THE INPUT -
################

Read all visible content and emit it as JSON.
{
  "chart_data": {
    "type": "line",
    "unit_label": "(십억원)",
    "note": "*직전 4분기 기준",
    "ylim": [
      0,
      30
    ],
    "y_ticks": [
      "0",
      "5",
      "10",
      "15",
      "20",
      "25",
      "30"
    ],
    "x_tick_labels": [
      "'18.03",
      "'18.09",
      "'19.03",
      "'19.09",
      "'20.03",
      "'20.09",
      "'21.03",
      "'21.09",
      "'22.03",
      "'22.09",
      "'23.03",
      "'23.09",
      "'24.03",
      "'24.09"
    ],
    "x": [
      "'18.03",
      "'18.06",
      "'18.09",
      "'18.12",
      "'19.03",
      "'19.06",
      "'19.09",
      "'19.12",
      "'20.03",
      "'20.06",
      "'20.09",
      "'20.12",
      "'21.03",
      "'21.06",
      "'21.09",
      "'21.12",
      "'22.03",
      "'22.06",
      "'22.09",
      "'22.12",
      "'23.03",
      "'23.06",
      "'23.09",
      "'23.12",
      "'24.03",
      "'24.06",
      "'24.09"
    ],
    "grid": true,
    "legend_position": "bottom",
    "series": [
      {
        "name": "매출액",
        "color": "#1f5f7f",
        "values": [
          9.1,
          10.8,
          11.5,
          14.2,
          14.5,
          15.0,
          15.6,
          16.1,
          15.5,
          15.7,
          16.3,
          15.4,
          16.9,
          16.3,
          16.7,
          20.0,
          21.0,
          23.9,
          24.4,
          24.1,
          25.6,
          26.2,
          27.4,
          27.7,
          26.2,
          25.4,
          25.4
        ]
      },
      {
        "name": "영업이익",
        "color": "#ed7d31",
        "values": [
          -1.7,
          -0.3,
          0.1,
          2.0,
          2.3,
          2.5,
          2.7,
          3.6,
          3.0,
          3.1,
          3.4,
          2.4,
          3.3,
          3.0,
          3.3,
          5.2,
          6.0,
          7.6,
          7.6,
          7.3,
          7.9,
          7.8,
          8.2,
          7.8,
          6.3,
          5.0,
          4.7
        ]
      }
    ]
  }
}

################

THE TASK - Write out every entry exactly as given.

RESPONSE TO THIS EXERCISE -
Read all visible content and emit it as JSON.
{
  "chart_data": {
    "type": "line",
    "unit_label": "(십억원)",
    "note": "*직전 4분기 기준",
    "ylim": [
      0,
      30
    ],
    "y_ticks": [
      "0",
      "5",
      "10",
      "15",
      "20",
      "25",
      "30"
    ],
    "x_tick_labels": [
      "'18.03",
      "'18.09",
      "'19.03",
      "'19.09",
      "'20.03",
      "'20.09",
      "'21.03",
      "'21.09",
      "'22.03",
      "'22.09",
      "'23.03",
      "'23.09",
      "'24.03",
      "'24.09"
    ],
    "x": [
      "'18.03",
      "'18.06",
      "'18.09",
      "'18.12",
      "'19.03",
      "'19.06",
      "'19.09",
      "'19.12",
      "'20.03",
      "'20.06",
      "'20.09",
      "'20.12",
      "'21.03",
      "'21.06",
      "'21.09",
      "'21.12",
      "'22.03",
      "'22.06",
      "'22.09",
      "'22.12",
      "'23.03",
      "'23.06",
      "'23.09",
      "'23.12",
      "'24.03",
      "'24.06",
      "'24.09"
    ],
    "grid": true,
    "legend_position": "bottom",
    "series": [
      {
        "name": "매출액",
        "color": "#1f5f7f",
        "values": [
          9.1,
          10.8,
          11.5,
          14.2,
          14.5,
          15.0,
          15.6,
          16.1,
          15.5,
          15.7,
          16.3,
          15.4,
          16.9,
          16.3,
          16.7,
          20.0,
          21.0,
          23.9,
          24.4,
          24.1,
          25.6,
          26.2,
          27.4,
          27.7,
          26.2,
          25.4,
          25.4
        ]
      },
      {
        "name": "영업이익",
        "color": "#ed7d31",
        "values": [
          -1.7,
          -0.3,
          0.1,
          2.0,
          2.3,
          2.5,
          2.7,
          3.6,
          3.0,
          3.1,
          3.4,
          2.4,
          3.3,
          3.0,
          3.3,
          5.2,
          6.0,
          7.6,
          7.6,
          7.3,
          7.9,
          7.8,
          8.2,
          7.8,
          6.3,
          5.0,
          4.7
        ]
      }
    ]
  }
}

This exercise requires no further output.